Written problem —
State the number of lines that include the string "Grade", and write nothing else.

Provided data —
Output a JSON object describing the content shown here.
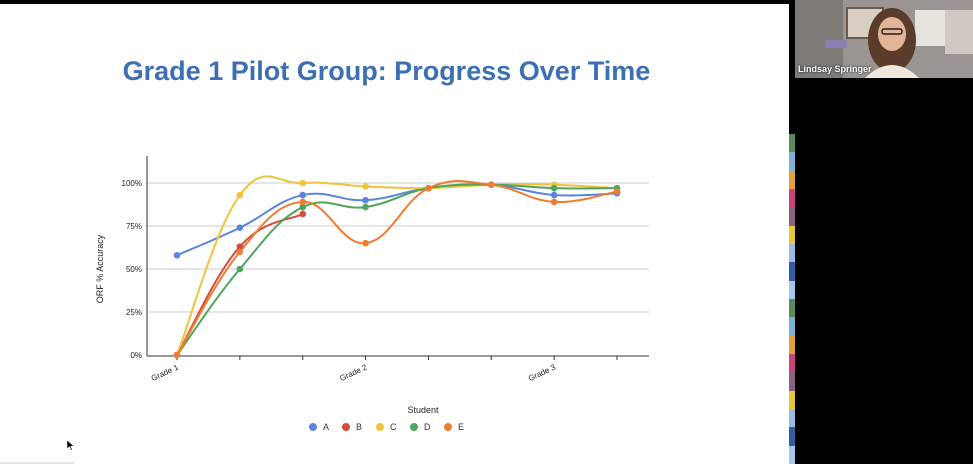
{
  "slide": {
    "title": "Grade 1 Pilot Group: Progress Over Time"
  },
  "participant": {
    "name": "Lindsay Springer"
  },
  "icons": {
    "cursor": "mouse-pointer-icon"
  },
  "stripe_colors": [
    "#5b8a5b",
    "#7bb3d6",
    "#e2a23a",
    "#c8427c",
    "#8b5e83",
    "#e8c83a",
    "#9bbbe0",
    "#2d5fa0",
    "#a3c8e8",
    "#5b8a5b",
    "#7bb3d6",
    "#e2a23a",
    "#c8427c",
    "#8b5e83",
    "#e8c83a",
    "#9bbbe0",
    "#2d5fa0",
    "#a3c8e8"
  ],
  "chart_data": {
    "type": "line",
    "title": "",
    "xlabel": "Student",
    "ylabel": "ORF % Accuracy",
    "x_tick_labels": [
      "Grade 1",
      "Grade 2",
      "Grade 3"
    ],
    "y_tick_labels": [
      "0%",
      "25%",
      "50%",
      "75%",
      "100%"
    ],
    "ylim": [
      0,
      1
    ],
    "num_points": 8,
    "grid": true,
    "smooth": true,
    "legend_position": "bottom",
    "series": [
      {
        "name": "A",
        "color": "#5b84de",
        "values": [
          0.58,
          0.74,
          0.93,
          0.9,
          0.97,
          0.99,
          0.93,
          0.94
        ]
      },
      {
        "name": "B",
        "color": "#d94b38",
        "values": [
          0.0,
          0.63,
          0.82,
          null,
          null,
          null,
          null,
          null
        ]
      },
      {
        "name": "C",
        "color": "#f0c33c",
        "values": [
          0.0,
          0.93,
          1.0,
          0.98,
          0.97,
          0.99,
          0.99,
          0.97
        ]
      },
      {
        "name": "D",
        "color": "#4ea55b",
        "values": [
          0.0,
          0.5,
          0.86,
          0.86,
          0.97,
          0.99,
          0.97,
          0.97
        ]
      },
      {
        "name": "E",
        "color": "#ef7d31",
        "values": [
          0.0,
          0.6,
          0.89,
          0.65,
          0.97,
          0.99,
          0.89,
          0.95
        ]
      }
    ]
  }
}
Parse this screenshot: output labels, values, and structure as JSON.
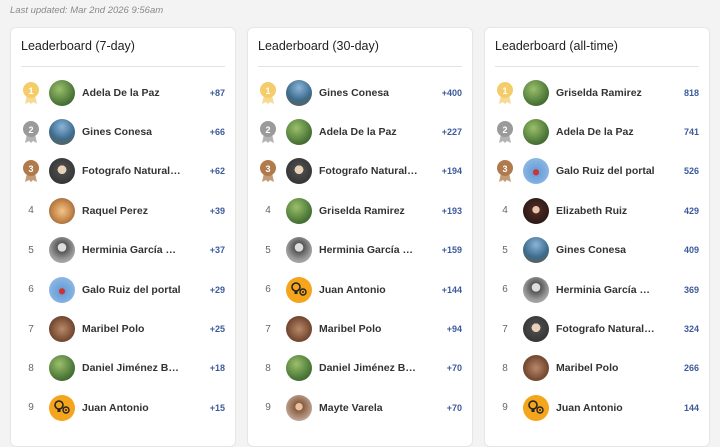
{
  "last_updated": "Last updated: Mar 2nd 2026 9:56am",
  "boards": [
    {
      "title": "Leaderboard (7-day)",
      "rows": [
        {
          "rank": "1",
          "name": "Adela De la Paz",
          "score": "+87",
          "avatar": "av-green"
        },
        {
          "rank": "2",
          "name": "Gines Conesa",
          "score": "+66",
          "avatar": "av-blue"
        },
        {
          "rank": "3",
          "name": "Fotografo Naturaleza",
          "score": "+62",
          "avatar": "av-dark"
        },
        {
          "rank": "4",
          "name": "Raquel Perez",
          "score": "+39",
          "avatar": "av-flower"
        },
        {
          "rank": "5",
          "name": "Herminia García Cruz",
          "score": "+37",
          "avatar": "av-grey"
        },
        {
          "rank": "6",
          "name": "Galo Ruiz del portal",
          "score": "+29",
          "avatar": "av-sky"
        },
        {
          "rank": "7",
          "name": "Maribel Polo",
          "score": "+25",
          "avatar": "av-animal"
        },
        {
          "rank": "8",
          "name": "Daniel Jiménez Belmonte",
          "score": "+18",
          "avatar": "av-green"
        },
        {
          "rank": "9",
          "name": "Juan Antonio",
          "score": "+15",
          "avatar": "av-orange"
        }
      ]
    },
    {
      "title": "Leaderboard (30-day)",
      "rows": [
        {
          "rank": "1",
          "name": "Gines Conesa",
          "score": "+400",
          "avatar": "av-blue"
        },
        {
          "rank": "2",
          "name": "Adela De la Paz",
          "score": "+227",
          "avatar": "av-green"
        },
        {
          "rank": "3",
          "name": "Fotografo Naturaleza",
          "score": "+194",
          "avatar": "av-dark"
        },
        {
          "rank": "4",
          "name": "Griselda Ramirez",
          "score": "+193",
          "avatar": "av-green"
        },
        {
          "rank": "5",
          "name": "Herminia García Cruz",
          "score": "+159",
          "avatar": "av-grey"
        },
        {
          "rank": "6",
          "name": "Juan Antonio",
          "score": "+144",
          "avatar": "av-orange"
        },
        {
          "rank": "7",
          "name": "Maribel Polo",
          "score": "+94",
          "avatar": "av-animal"
        },
        {
          "rank": "8",
          "name": "Daniel Jiménez Belmonte",
          "score": "+70",
          "avatar": "av-green"
        },
        {
          "rank": "9",
          "name": "Mayte Varela",
          "score": "+70",
          "avatar": "av-lady"
        }
      ]
    },
    {
      "title": "Leaderboard (all-time)",
      "rows": [
        {
          "rank": "1",
          "name": "Griselda Ramirez",
          "score": "818",
          "avatar": "av-green"
        },
        {
          "rank": "2",
          "name": "Adela De la Paz",
          "score": "741",
          "avatar": "av-green"
        },
        {
          "rank": "3",
          "name": "Galo Ruiz del portal",
          "score": "526",
          "avatar": "av-sky"
        },
        {
          "rank": "4",
          "name": "Elizabeth Ruiz",
          "score": "429",
          "avatar": "av-portrait"
        },
        {
          "rank": "5",
          "name": "Gines Conesa",
          "score": "409",
          "avatar": "av-blue"
        },
        {
          "rank": "6",
          "name": "Herminia García Cruz",
          "score": "369",
          "avatar": "av-grey"
        },
        {
          "rank": "7",
          "name": "Fotografo Naturaleza",
          "score": "324",
          "avatar": "av-dark"
        },
        {
          "rank": "8",
          "name": "Maribel Polo",
          "score": "266",
          "avatar": "av-animal"
        },
        {
          "rank": "9",
          "name": "Juan Antonio",
          "score": "144",
          "avatar": "av-orange"
        }
      ]
    }
  ],
  "medal_colors": {
    "gold": "#f4cc6a",
    "silver": "#9a9a9a",
    "bronze": "#b07a4c"
  }
}
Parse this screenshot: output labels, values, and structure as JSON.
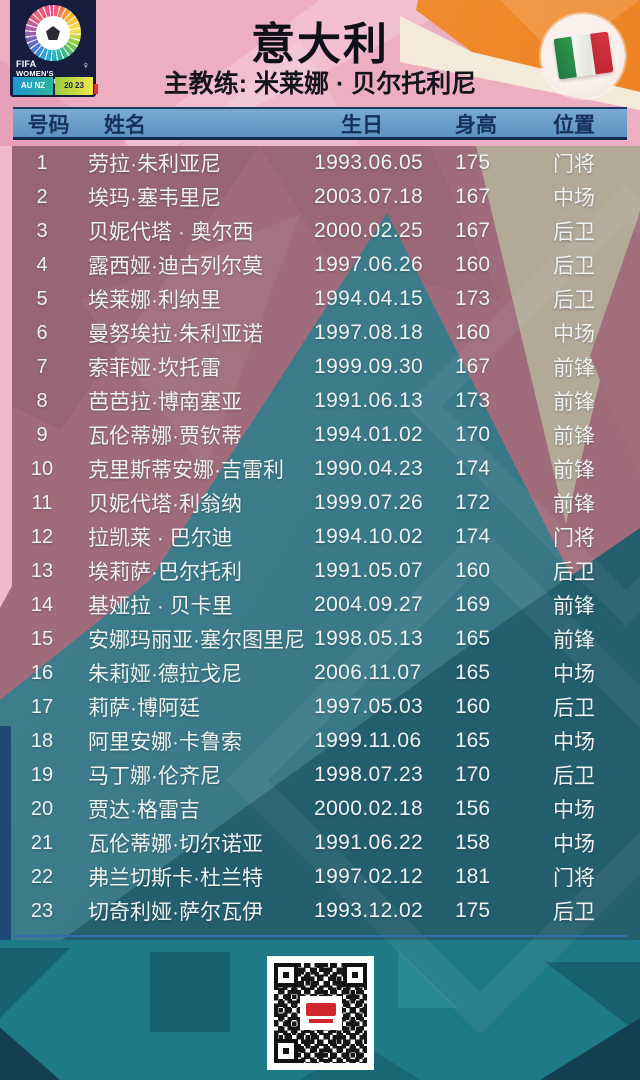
{
  "header": {
    "title": "意大利",
    "coach": "主教练: 米莱娜 · 贝尔托利尼"
  },
  "logo": {
    "fifa": "FIFA",
    "line1": "WOMEN'S",
    "line2": "WORLD CUP",
    "gender": "♀",
    "au": "AU",
    "nz": "NZ",
    "year_top": "20",
    "year_bottom": "23"
  },
  "table": {
    "columns": [
      "号码",
      "姓名",
      "生日",
      "身高",
      "位置"
    ],
    "players": [
      {
        "no": "1",
        "name": "劳拉·朱利亚尼",
        "dob": "1993.06.05",
        "height": "175",
        "pos": "门将"
      },
      {
        "no": "2",
        "name": "埃玛·塞韦里尼",
        "dob": "2003.07.18",
        "height": "167",
        "pos": "中场"
      },
      {
        "no": "3",
        "name": "贝妮代塔 · 奥尔西",
        "dob": "2000.02.25",
        "height": "167",
        "pos": "后卫"
      },
      {
        "no": "4",
        "name": "露西娅·迪古列尔莫",
        "dob": "1997.06.26",
        "height": "160",
        "pos": "后卫"
      },
      {
        "no": "5",
        "name": "埃莱娜·利纳里",
        "dob": "1994.04.15",
        "height": "173",
        "pos": "后卫"
      },
      {
        "no": "6",
        "name": "曼努埃拉·朱利亚诺",
        "dob": "1997.08.18",
        "height": "160",
        "pos": "中场"
      },
      {
        "no": "7",
        "name": "索菲娅·坎托雷",
        "dob": "1999.09.30",
        "height": "167",
        "pos": "前锋"
      },
      {
        "no": "8",
        "name": "芭芭拉·博南塞亚",
        "dob": "1991.06.13",
        "height": "173",
        "pos": "前锋"
      },
      {
        "no": "9",
        "name": "瓦伦蒂娜·贾钦蒂",
        "dob": "1994.01.02",
        "height": "170",
        "pos": "前锋"
      },
      {
        "no": "10",
        "name": "克里斯蒂安娜·吉雷利",
        "dob": "1990.04.23",
        "height": "174",
        "pos": "前锋"
      },
      {
        "no": "11",
        "name": "贝妮代塔·利翁纳",
        "dob": "1999.07.26",
        "height": "172",
        "pos": "前锋"
      },
      {
        "no": "12",
        "name": "拉凯莱 · 巴尔迪",
        "dob": "1994.10.02",
        "height": "174",
        "pos": "门将"
      },
      {
        "no": "13",
        "name": "埃莉萨·巴尔托利",
        "dob": "1991.05.07",
        "height": "160",
        "pos": "后卫"
      },
      {
        "no": "14",
        "name": "基娅拉 · 贝卡里",
        "dob": "2004.09.27",
        "height": "169",
        "pos": "前锋"
      },
      {
        "no": "15",
        "name": "安娜玛丽亚·塞尔图里尼",
        "dob": "1998.05.13",
        "height": "165",
        "pos": "前锋"
      },
      {
        "no": "16",
        "name": "朱莉娅·德拉戈尼",
        "dob": "2006.11.07",
        "height": "165",
        "pos": "中场"
      },
      {
        "no": "17",
        "name": "莉萨·博阿廷",
        "dob": "1997.05.03",
        "height": "160",
        "pos": "后卫"
      },
      {
        "no": "18",
        "name": "阿里安娜·卡鲁索",
        "dob": "1999.11.06",
        "height": "165",
        "pos": "中场"
      },
      {
        "no": "19",
        "name": "马丁娜·伦齐尼",
        "dob": "1998.07.23",
        "height": "170",
        "pos": "后卫"
      },
      {
        "no": "20",
        "name": "贾达·格雷吉",
        "dob": "2000.02.18",
        "height": "156",
        "pos": "中场"
      },
      {
        "no": "21",
        "name": "瓦伦蒂娜·切尔诺亚",
        "dob": "1991.06.22",
        "height": "158",
        "pos": "中场"
      },
      {
        "no": "22",
        "name": "弗兰切斯卡·杜兰特",
        "dob": "1997.02.12",
        "height": "181",
        "pos": "门将"
      },
      {
        "no": "23",
        "name": "切奇利娅·萨尔瓦伊",
        "dob": "1993.12.02",
        "height": "175",
        "pos": "后卫"
      }
    ]
  },
  "colors": {
    "header_pink": "#edaec2",
    "orange": "#ec8122",
    "cream": "#f3ead9",
    "band_blue": "#6a9fcb",
    "navy": "#122a4e",
    "mauve": "#a06c7b",
    "taupe": "#b3a997",
    "teal": "#3a7a88",
    "teal_dark": "#245f6e",
    "footer_teal": "#1f7a87",
    "qr_red": "#d1262c",
    "flag_green": "#2e9a4f",
    "flag_red": "#c02733"
  }
}
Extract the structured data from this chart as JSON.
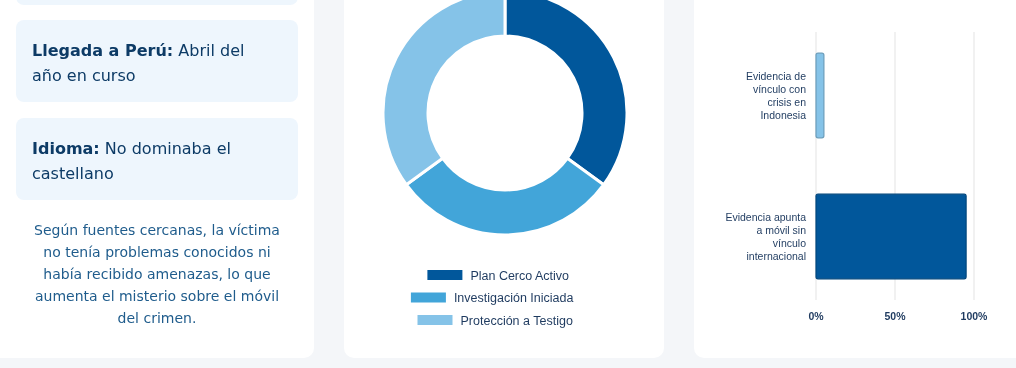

Expected answer —
4